Direction: From the personal essay on love and fear below, copy out word for word the passage that begins at the words "I am also tied to my" and stops after "must contend with.".

Page extract:
I complain a lot. I know this about myself. Sometimes people get annoyed with my complaining. It's a bad habit, something I must have started because I had run out of things to say. I like to think I have a positive outlook on life even though I complain. But I do feel restless. I feel tied to this place and I don't like it. Tied to my life by rope of steel, too strong to cut in one swift blow. I have nerves running up and down it, and as bits of it get cut I cry in pain. I cry for my childhood, now only memories. I cry for my house that I will soon leave. I cry for the change that seems to happen every day. Sometimes new strings are tied. I am tied to my best friend, solidly and truly. She is not a fixed object however. I know I will carry her through the rest of my life no matter where we go. It is the same tie I feel for my family. Of course, my family is tied mostly as a unit, and as we slowly break up and go our separate places, bits of string will break and hurt. I am also tied to fixed objects, like my house and city. It is my home, right? But soon I will have to move away, and one day I will make my own home. The time in between will hurt, I'm sure.

I am also tied to my boyfriend. I send love across our string and try to make it thicker, stronger. But I'm scared. I'm scared of the changing future and his changing mind. A life partner is no small thing. A sister is easy, a family is easy. Families grow all the time. A life partner is solid, complete, and singular. It is a decision which takes careful thought and true commitment. I'm scared to fully commit. I'm scared, not because I think I will find someone better, but because I'm afraid he will. I'm afraid he will change his mind. This is a fear I must get past. If I can get past this fear, then I can accept everything about him, truly and completely. If I hold on to the fear, it will always be there and always cause problems. There is a tiny nugget of myself I have held back in fear. It is that nugget which I must contend with.

I am one of those strange people who don't believe in God or an afterlife or anything like that. I believe in Love. I believe that love is the most powerful thing in the world and can overcome anything. But, as all stories say, only if it is True Love. I have a doubt, a fear, a nugget which is stopping me from believing truly. It is a matter of trust. I think he has held back that nugget too, and because of that tiny doubt, I have held a bit of me back. "How can I be sure?" It asks, "How can I be sure he won't change his mind, won't leave me?"

I can't. This is the simple truth of course. I can't be sure. I can only trust him. But I can be sure of myself. Or can I? How can I know what I will feel in the future? My nugget tells me to stay the course, go away to school and become my own person and love will either work out or not. And so my brain battles with the concept of love being all powerful and overcoming all obstacles. If I go away, love should overcome, yes? But then the doubt doubles back and says, "who says that he feels the same? Perhaps his love is more strained and unsure and if you go away it will stretch so thin that it snaps? After all he is only a teenage boy." And so my brain thinks that perhaps love means staying with that person no matter what. Waiting around for a year so we can be together... The battle goes on, the decision unmade. And so long as I withhold that part of myself, I will be afraid of little arguments and small miscommunications and I will be jealous.

Data section:

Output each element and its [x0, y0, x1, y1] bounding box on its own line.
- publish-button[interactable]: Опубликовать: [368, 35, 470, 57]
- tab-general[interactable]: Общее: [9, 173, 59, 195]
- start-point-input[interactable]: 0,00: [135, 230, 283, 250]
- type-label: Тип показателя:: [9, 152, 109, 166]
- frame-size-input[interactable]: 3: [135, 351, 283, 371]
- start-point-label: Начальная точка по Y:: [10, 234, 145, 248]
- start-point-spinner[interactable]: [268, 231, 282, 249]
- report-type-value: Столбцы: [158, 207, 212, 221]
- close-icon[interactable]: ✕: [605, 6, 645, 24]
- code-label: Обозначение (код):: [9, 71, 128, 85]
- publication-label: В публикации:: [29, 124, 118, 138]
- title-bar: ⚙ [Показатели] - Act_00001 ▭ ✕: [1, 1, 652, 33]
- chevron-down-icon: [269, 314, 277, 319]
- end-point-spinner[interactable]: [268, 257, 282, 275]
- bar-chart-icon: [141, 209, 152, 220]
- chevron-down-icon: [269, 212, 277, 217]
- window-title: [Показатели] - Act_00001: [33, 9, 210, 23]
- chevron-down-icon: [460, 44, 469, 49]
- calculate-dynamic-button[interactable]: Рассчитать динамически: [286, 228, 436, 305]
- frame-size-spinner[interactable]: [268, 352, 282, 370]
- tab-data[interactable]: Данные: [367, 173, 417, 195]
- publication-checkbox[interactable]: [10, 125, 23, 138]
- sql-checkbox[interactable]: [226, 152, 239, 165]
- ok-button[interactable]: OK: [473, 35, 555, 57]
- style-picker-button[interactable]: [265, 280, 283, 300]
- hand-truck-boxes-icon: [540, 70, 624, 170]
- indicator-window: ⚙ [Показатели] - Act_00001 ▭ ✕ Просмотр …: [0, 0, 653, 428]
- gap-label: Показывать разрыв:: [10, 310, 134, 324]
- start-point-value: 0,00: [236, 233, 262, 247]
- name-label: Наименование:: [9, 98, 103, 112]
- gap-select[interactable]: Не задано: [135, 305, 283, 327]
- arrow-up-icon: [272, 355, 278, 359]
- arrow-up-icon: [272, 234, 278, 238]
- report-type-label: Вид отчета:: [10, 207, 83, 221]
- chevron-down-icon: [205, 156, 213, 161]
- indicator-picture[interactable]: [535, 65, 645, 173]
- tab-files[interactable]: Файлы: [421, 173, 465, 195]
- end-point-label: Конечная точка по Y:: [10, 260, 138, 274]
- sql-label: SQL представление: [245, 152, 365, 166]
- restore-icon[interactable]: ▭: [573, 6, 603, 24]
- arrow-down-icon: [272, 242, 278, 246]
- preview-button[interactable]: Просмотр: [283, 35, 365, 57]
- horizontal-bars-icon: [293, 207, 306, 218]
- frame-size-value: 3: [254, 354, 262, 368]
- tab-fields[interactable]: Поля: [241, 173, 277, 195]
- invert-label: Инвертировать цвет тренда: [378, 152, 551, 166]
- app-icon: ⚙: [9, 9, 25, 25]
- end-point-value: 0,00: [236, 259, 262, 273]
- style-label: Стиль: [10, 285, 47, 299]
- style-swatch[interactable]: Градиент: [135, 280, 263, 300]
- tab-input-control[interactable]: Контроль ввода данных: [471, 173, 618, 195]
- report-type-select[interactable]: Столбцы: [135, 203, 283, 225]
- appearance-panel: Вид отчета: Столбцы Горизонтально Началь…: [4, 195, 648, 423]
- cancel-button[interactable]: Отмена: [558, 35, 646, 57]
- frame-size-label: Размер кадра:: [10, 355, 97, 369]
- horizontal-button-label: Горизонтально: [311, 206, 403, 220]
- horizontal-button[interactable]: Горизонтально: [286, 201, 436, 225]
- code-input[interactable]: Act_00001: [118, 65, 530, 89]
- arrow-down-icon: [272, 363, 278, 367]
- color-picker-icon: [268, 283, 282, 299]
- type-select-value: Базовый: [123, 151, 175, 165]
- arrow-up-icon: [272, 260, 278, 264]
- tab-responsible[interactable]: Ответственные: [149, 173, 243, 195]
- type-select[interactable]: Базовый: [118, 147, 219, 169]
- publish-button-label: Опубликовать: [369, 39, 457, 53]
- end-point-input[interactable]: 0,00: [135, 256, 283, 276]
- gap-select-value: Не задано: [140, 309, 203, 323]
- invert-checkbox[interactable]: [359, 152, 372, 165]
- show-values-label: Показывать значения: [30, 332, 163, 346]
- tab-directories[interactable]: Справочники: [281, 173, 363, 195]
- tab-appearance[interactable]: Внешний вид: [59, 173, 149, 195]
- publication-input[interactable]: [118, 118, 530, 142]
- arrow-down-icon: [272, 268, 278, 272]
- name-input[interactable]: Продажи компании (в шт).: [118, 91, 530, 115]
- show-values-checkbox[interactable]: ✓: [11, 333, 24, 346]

Solution for this task:
I am also tied to my boyfriend. I send love across our string and try to make it thicker, stronger. But I'm scared. I'm scared of the changing future and his changing mind. A life partner is no small thing. A sister is easy, a family is easy. Families grow all the time. A life partner is solid, complete, and singular. It is a decision which takes careful thought and true commitment. I'm scared to fully commit. I'm scared, not because I think I will find someone better, but because I'm afraid he will. I'm afraid he will change his mind. This is a fear I must get past. If I can get past this fear, then I can accept everything about him, truly and completely. If I hold on to the fear, it will always be there and always cause problems. There is a tiny nugget of myself I have held back in fear. It is that nugget which I must contend with.